#### [The data]

* * * * * * *

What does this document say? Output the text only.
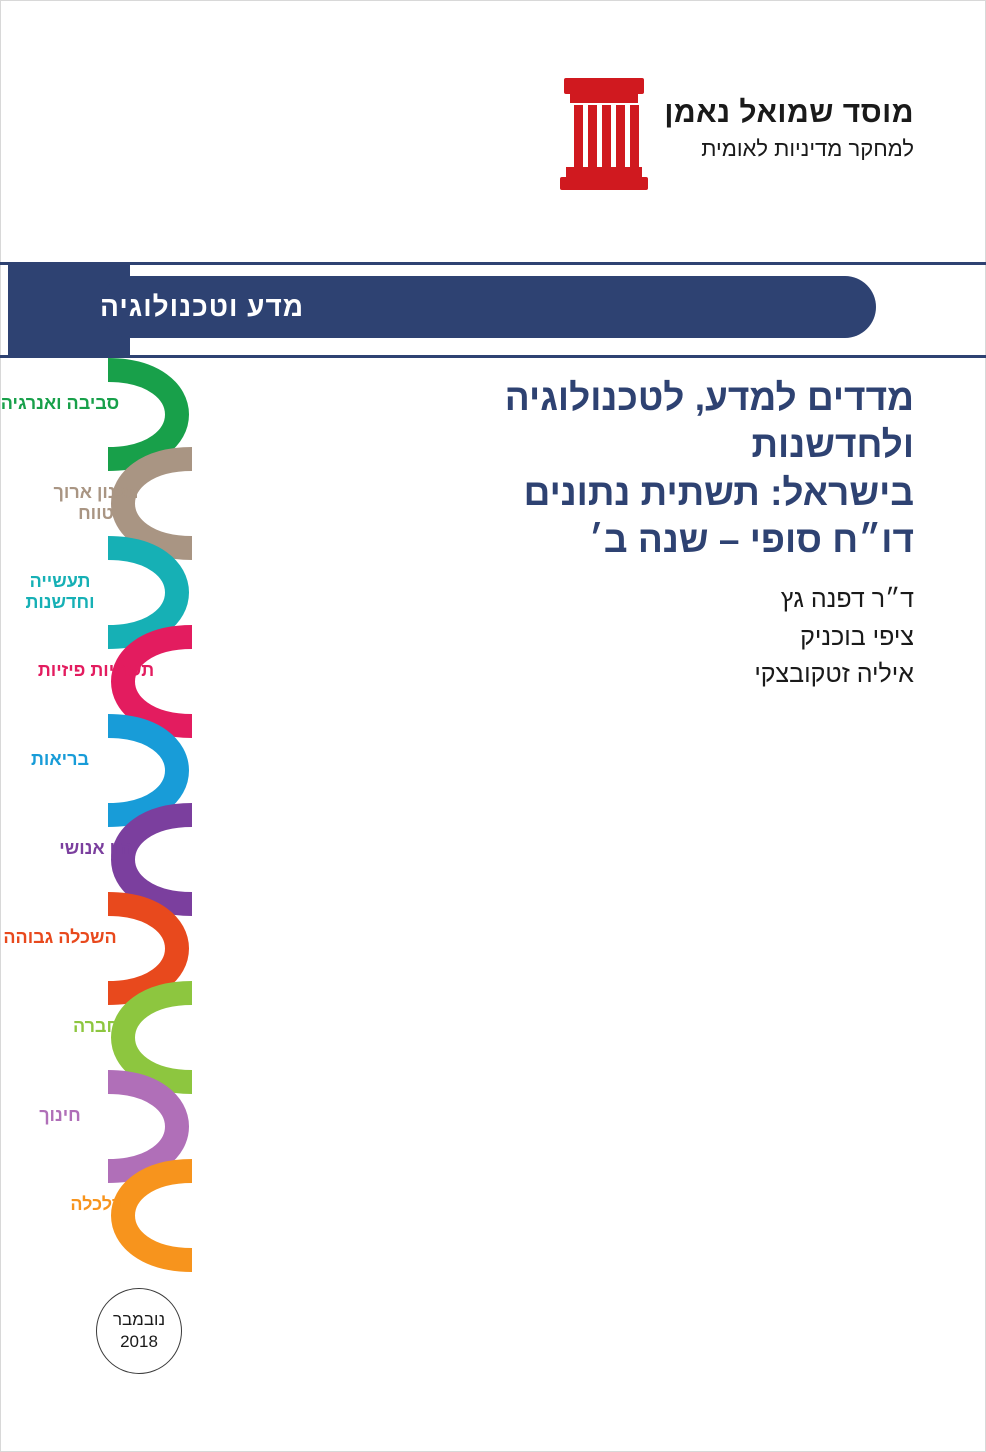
מוסד שמואל נאמן
למחקר מדיניות לאומית
מדע וטכנולוגיה
מדדים למדע, לטכנולוגיה
ולחדשנות
בישראל: תשתית נתונים
דו״ח סופי – שנה ב׳
ד״ר דפנה גץ
ציפי בוכניק
איליה זטקובצקי
סביבה ואנרגיה
תכנון ארוך טווח
תעשייה וחדשנות
תשתיות פיזיות
בריאות
הון אנושי
השכלה גבוהה
חברה
חינוך
כלכלה
נובמבר
2018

* * * * * * *

#### [Direction]
Without including any pictures, print all of the material exactly as given.

#### [Full solution]
What does this document say? Output the text only.
מוסד שמואל נאמן
למחקר מדיניות לאומית
מדע וטכנולוגיה
מדדים למדע, לטכנולוגיה
ולחדשנות
בישראל: תשתית נתונים
דו״ח סופי – שנה ב׳
ד״ר דפנה גץ
ציפי בוכניק
איליה זטקובצקי
סביבה ואנרגיה
תכנון ארוך טווח
תעשייה וחדשנות
תשתיות פיזיות
בריאות
הון אנושי
השכלה גבוהה
חברה
חינוך
כלכלה
נובמבר
2018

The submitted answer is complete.